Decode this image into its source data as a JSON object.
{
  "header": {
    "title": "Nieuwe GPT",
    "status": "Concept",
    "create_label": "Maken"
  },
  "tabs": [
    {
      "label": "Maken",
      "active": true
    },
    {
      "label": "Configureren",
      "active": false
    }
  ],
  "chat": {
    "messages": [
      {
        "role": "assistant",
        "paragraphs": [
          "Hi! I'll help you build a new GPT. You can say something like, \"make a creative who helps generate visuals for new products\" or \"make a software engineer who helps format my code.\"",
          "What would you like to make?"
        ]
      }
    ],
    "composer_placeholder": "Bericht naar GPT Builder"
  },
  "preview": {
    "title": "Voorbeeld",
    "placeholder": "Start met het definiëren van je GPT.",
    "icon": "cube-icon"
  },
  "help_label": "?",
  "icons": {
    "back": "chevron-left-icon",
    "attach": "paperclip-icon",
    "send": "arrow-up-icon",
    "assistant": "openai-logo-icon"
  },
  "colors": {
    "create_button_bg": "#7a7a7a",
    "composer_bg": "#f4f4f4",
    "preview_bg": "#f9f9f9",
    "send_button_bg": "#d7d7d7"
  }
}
····················
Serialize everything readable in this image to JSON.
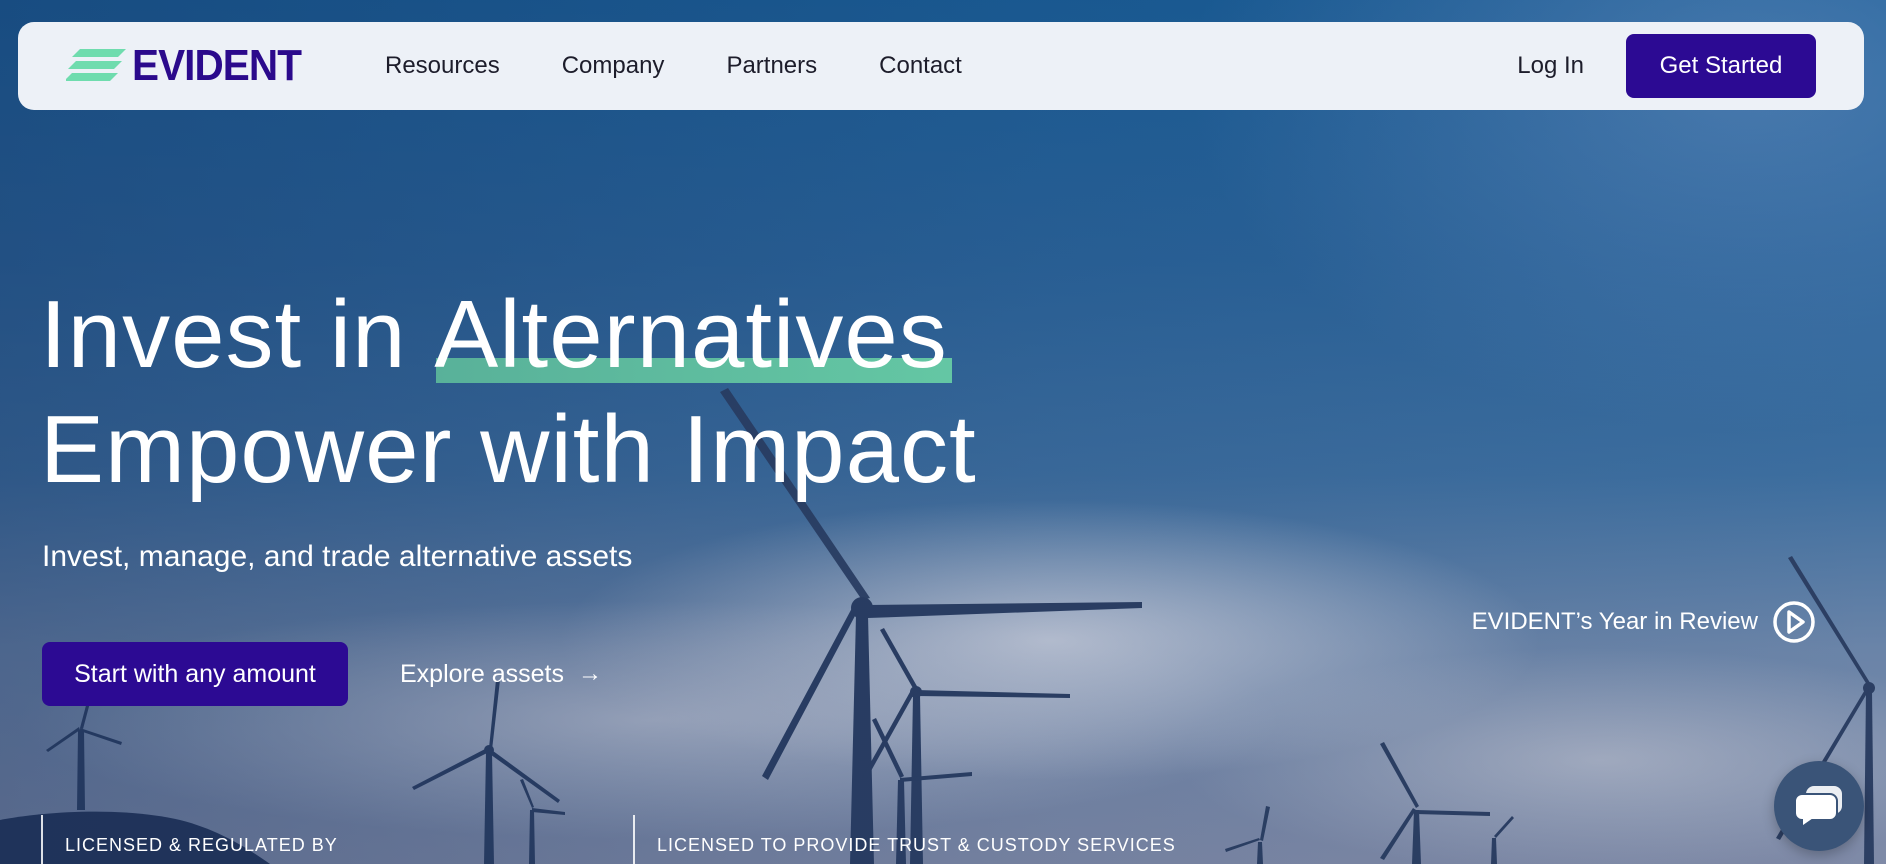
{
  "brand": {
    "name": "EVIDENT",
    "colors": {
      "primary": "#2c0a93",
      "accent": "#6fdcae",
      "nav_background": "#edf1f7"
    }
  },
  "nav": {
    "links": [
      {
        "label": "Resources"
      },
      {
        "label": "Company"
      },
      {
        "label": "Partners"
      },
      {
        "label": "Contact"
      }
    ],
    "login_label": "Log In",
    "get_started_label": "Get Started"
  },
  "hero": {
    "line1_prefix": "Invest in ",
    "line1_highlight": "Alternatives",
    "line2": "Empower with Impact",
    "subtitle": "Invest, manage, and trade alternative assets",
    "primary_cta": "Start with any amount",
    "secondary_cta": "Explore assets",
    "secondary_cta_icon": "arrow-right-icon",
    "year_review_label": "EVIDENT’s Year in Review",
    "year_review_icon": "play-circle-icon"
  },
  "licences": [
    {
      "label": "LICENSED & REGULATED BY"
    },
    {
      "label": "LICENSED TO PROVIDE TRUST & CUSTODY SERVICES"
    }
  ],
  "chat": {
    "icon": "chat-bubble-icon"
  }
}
····················
Find and copy every line in the entries above where the string "like" occurs.

* _Expected output_:
          "Hi! I'll help you build a new GPT. You can say something like, \"make a creative who helps generate visuals for new products\" or \"make a software engineer who helps format my code.\"",
          "What would you like to make?"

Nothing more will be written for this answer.